■ Task objective: Extract every line that includes the string "this".

Figure dataset records
## start
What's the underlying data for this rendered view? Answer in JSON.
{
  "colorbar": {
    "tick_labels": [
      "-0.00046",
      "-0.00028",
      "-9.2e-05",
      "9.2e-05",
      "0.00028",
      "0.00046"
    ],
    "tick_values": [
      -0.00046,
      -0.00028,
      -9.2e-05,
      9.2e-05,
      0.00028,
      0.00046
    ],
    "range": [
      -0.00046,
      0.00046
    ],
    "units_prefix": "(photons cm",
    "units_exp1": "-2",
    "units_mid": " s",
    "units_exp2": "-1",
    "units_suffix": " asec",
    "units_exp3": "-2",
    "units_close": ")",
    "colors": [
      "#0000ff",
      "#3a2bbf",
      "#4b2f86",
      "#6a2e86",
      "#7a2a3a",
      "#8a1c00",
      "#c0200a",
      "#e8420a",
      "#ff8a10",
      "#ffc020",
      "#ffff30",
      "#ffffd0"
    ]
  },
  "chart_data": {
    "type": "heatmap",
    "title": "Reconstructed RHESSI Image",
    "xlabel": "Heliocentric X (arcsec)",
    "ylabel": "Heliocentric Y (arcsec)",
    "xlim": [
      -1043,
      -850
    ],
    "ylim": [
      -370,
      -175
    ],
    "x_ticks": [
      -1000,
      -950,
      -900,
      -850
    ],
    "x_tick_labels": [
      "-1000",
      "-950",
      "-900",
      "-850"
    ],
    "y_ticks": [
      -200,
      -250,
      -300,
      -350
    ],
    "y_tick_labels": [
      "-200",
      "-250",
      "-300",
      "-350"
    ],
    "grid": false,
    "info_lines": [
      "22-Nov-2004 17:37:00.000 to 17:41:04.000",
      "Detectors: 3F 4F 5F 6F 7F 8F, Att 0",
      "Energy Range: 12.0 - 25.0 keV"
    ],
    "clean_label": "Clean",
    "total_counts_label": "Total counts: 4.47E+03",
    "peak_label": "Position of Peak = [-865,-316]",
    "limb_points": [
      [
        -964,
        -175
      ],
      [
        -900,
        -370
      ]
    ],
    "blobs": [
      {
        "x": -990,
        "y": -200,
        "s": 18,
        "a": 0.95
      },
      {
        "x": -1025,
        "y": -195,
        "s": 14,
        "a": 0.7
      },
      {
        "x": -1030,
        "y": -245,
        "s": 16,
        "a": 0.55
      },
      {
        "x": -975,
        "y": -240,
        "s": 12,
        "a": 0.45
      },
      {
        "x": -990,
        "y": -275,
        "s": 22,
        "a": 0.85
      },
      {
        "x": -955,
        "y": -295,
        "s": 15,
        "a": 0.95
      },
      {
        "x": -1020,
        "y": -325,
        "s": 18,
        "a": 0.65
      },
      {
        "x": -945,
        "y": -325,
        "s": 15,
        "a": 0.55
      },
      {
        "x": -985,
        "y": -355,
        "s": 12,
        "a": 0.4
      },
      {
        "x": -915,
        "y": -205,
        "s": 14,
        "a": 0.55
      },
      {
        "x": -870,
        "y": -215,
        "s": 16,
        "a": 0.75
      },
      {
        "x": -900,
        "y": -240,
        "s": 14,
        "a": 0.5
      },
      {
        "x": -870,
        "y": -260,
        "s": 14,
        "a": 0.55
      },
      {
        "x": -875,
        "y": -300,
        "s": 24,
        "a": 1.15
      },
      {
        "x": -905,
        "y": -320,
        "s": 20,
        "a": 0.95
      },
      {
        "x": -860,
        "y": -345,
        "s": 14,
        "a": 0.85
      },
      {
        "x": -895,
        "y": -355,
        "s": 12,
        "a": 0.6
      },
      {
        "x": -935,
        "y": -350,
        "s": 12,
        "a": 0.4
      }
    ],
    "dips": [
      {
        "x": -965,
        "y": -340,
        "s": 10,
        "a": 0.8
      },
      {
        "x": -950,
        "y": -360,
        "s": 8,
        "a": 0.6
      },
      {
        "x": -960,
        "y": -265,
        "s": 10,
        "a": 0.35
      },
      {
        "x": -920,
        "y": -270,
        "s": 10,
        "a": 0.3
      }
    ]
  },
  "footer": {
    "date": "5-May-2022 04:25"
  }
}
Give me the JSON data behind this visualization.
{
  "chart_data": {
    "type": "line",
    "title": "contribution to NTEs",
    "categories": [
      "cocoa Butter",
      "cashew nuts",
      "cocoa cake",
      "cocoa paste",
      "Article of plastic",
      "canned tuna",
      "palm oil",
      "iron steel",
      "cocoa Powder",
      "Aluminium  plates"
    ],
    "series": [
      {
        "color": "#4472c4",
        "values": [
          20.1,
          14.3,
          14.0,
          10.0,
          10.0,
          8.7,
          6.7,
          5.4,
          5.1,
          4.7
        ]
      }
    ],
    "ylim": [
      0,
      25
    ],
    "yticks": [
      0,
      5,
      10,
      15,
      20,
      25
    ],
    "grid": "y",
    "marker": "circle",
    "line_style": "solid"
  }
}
## end
■ Task output:
What's the underlying data for this rendered view? Answer in JSON.
Give me the JSON data behind this visualization.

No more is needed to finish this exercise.